-- ACTION ITEM --
Write the next part of the zucchini slice text below, starting right after its last sentence.

-- SOURCE PASSAGE --
========

Fetta di Zucchine Con Pomodoro
zucchini slice with tomato
This zucchini recipe is one I’ve adapted from Stephanie Alexander’s cookbook – The Cook’s Companion. It’s actually by a friend of Stephanie’s, Anna-Maria Bruno who was one of the first generation of Italian migrants (1950’s) to have contributed to Italian food and cooking in Australia.
I love this recipe (as does the hubby and child) and I use it regularly when I have an abundance of zucchini in my garden.
I alter the original recipe by not adding bacon although this is perfectly fine to do. Just add 150g of streaky bacon finely chopped to the recipe provided. The slices of tomato layered on top look and taste amazing – adds such an authentic flavour to this slice.

========

-- SOURCE DATA --

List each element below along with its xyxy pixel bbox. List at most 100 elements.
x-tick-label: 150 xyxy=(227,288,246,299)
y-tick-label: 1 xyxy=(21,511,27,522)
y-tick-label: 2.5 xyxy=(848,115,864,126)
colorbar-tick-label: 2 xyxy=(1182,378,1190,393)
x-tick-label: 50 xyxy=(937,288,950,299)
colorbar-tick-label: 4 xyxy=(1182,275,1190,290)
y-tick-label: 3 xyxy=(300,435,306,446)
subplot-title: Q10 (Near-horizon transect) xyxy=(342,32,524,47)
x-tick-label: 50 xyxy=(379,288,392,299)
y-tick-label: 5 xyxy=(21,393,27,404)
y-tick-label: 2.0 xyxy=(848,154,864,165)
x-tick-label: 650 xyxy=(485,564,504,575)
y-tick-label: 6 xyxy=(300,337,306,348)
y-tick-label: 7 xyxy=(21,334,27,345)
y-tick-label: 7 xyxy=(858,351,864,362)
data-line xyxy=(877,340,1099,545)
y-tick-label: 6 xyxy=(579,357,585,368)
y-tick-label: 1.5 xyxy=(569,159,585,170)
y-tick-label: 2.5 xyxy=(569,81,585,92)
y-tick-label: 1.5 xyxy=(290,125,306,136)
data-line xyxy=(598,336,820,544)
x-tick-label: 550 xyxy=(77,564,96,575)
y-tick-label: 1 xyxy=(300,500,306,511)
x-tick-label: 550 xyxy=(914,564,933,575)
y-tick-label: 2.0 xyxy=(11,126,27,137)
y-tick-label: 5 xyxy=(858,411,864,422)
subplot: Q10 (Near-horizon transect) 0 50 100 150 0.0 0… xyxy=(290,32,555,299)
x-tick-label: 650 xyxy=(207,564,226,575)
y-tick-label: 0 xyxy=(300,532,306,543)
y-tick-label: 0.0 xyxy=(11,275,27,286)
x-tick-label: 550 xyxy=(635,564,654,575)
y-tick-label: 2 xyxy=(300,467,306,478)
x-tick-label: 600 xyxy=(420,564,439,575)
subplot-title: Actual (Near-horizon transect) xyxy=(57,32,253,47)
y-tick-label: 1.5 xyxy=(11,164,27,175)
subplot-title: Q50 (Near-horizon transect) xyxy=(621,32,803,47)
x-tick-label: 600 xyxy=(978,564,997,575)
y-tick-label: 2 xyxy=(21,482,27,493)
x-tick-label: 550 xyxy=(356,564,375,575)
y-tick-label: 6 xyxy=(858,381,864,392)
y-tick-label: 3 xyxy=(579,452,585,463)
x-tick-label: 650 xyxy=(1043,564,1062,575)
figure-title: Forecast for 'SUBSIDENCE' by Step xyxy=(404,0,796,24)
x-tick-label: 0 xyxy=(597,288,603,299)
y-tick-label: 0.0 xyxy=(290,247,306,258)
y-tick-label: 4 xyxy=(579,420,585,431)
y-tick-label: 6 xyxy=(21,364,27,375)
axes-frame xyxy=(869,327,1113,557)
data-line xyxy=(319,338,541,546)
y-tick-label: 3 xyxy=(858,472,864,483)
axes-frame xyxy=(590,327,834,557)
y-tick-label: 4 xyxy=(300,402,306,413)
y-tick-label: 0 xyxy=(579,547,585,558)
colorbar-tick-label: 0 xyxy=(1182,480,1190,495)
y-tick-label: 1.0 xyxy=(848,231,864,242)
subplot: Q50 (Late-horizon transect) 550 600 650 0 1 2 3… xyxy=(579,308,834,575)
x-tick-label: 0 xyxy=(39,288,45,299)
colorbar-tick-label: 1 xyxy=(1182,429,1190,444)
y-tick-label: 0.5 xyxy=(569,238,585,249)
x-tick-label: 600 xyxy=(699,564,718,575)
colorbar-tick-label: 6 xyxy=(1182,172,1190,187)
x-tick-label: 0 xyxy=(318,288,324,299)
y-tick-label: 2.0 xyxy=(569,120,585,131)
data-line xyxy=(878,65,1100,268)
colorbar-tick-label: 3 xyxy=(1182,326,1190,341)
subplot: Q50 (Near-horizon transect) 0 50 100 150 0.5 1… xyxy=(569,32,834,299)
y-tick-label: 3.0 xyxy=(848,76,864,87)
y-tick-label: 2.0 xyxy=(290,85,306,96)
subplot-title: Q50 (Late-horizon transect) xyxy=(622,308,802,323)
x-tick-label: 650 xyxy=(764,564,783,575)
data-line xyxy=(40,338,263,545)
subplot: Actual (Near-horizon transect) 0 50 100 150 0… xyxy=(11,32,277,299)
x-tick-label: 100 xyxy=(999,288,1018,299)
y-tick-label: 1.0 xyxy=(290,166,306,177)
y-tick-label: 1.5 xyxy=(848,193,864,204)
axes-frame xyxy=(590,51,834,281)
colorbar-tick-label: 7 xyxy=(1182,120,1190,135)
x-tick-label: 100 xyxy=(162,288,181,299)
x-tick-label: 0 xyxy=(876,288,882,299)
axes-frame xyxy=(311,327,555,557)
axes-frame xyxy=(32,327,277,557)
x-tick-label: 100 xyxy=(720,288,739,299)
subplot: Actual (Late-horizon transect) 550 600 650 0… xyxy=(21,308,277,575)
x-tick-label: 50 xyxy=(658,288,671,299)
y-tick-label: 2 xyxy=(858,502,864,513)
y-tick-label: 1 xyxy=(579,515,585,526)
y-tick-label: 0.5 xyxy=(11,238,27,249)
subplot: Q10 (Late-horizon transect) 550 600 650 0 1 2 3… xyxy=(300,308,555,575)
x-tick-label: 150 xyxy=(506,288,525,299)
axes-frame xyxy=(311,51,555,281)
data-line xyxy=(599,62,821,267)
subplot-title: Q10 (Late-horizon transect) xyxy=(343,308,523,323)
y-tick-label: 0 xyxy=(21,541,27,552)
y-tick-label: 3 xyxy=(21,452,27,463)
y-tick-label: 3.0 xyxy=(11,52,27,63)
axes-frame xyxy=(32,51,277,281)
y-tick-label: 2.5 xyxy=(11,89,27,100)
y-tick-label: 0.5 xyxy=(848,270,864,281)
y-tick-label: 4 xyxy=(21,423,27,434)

========

-- ANSWER FOR THIS EXERCISE --
You will be pleased to know that once again this recipe is so easy to prepare and is extremely versatile – serve it for lunch or dinner with a salad or serve it as a snack!
A luscious zucchini slice topped with layers of thinly sliced tomato. Serve it for lunch or dinner with a salad or as a snack - so easy to prepare and versatile.
Via Stephanie Alexander by Anna-Maria Bruno & adapted by Angela Palermo.
1 minPrep Time
30 minCook Time
31 minTotal Time
500g Zucchini, grated
(about 7 to 8)
1 each Brown Onion, chopped
170g Parmesan, freshly grated
150g Self-raising flour
3 each Eggs, whole (larger size)
Pinch Sea salt and black pepper
3 each Tomatoes, ripe and thinly sliced
- Preheat oven to 180c. Brush a 25cm square tin with a little olive oil and line the base with baking paper.
- In a bowl grate the zucchini and then add onion, parmesan cheese, self-raising flour, eggs and the seasoning of sea salt and pepper. Combine all together – if mixture doesn’t have enough moisture (or comes together) add another egg.
- Pour mixture into the prepared square tin and smooth the top with a back of a spoon or spatula.
- Cover the top with layer of the sliced tomatoes and pour over the olive oil (pour less of the olive oil if you prefer to – say 1/3 or ¼ cup).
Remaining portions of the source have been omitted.